→ **SET EXERCISE**: All the data must come back unchanged, except that pictures are left out.

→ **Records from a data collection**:
------
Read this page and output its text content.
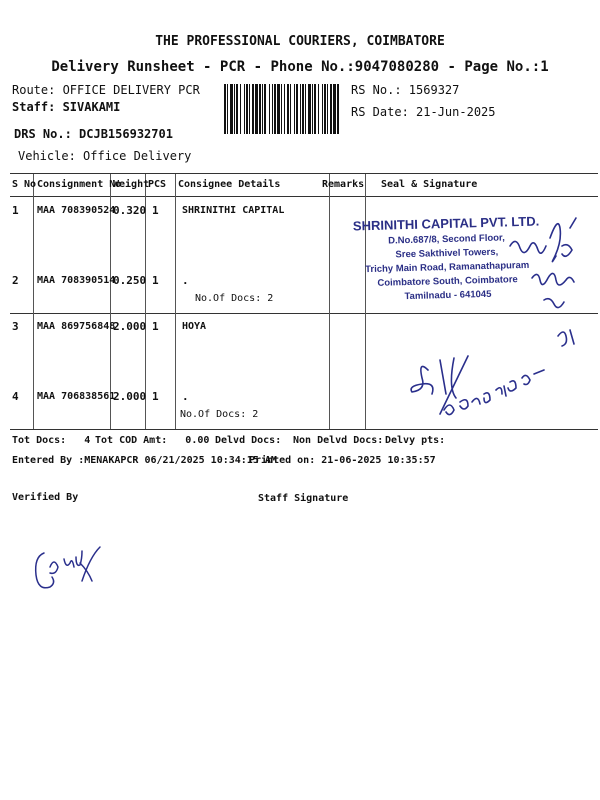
THE PROFESSIONAL COURIERS, COIMBATORE
Delivery Runsheet - PCR - Phone No.:9047080280 - Page No.:1
Route: OFFICE DELIVERY PCR
Staff: SIVAKAMI
DRS No.: DCJB156932701
Vehicle: Office Delivery
RS No.: 1569327
RS Date: 21-Jun-2025
S No Consignment No
Weight
PCS Consignee Details	Remarks Seal & Signature
1 MAA 708390524
0.320 1 SHRINITHI CAPITAL
2 MAA 708390514
0.250 1 .
No.Of Docs: 2
3 MAA 869756848
2.000 1 HOYA
4 MAA 706838561
2.000 1 .
No.Of Docs: 2
SHRINITHI CAPITAL PVT. LTD.
D.No.687/8, Second Floor,
Sree Sakthivel Towers,
Trichy Main Road, Ramanathapuram
Coimbatore South, Coimbatore
Tamilnadu - 641045
Tot Docs:   4 Tot COD Amt:   0.00 Delvd Docs: Non Delvd Docs: Delvy pts:
Entered By :MENAKAPCR 06/21/2025 10:34:15 AM
Printed on: 21-06-2025 10:35:57
Verified By	Staff Signature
------
→ **RESPONSE FOR THIS EXERCISE**:
Read this page and output its text content.
THE PROFESSIONAL COURIERS, COIMBATORE
Delivery Runsheet - PCR - Phone No.:9047080280 - Page No.:1
Route: OFFICE DELIVERY PCR
Staff: SIVAKAMI
DRS No.: DCJB156932701
Vehicle: Office Delivery
RS No.: 1569327
RS Date: 21-Jun-2025
S No Consignment No
Weight
PCS Consignee Details	Remarks Seal & Signature
1 MAA 708390524
0.320 1 SHRINITHI CAPITAL
2 MAA 708390514
0.250 1 .
No.Of Docs: 2
3 MAA 869756848
2.000 1 HOYA
4 MAA 706838561
2.000 1 .
No.Of Docs: 2
SHRINITHI CAPITAL PVT. LTD.
D.No.687/8, Second Floor,
Sree Sakthivel Towers,
Trichy Main Road, Ramanathapuram
Coimbatore South, Coimbatore
Tamilnadu - 641045
Tot Docs:   4 Tot COD Amt:   0.00 Delvd Docs: Non Delvd Docs: Delvy pts:
Entered By :MENAKAPCR 06/21/2025 10:34:15 AM
Printed on: 21-06-2025 10:35:57
Verified By	Staff Signature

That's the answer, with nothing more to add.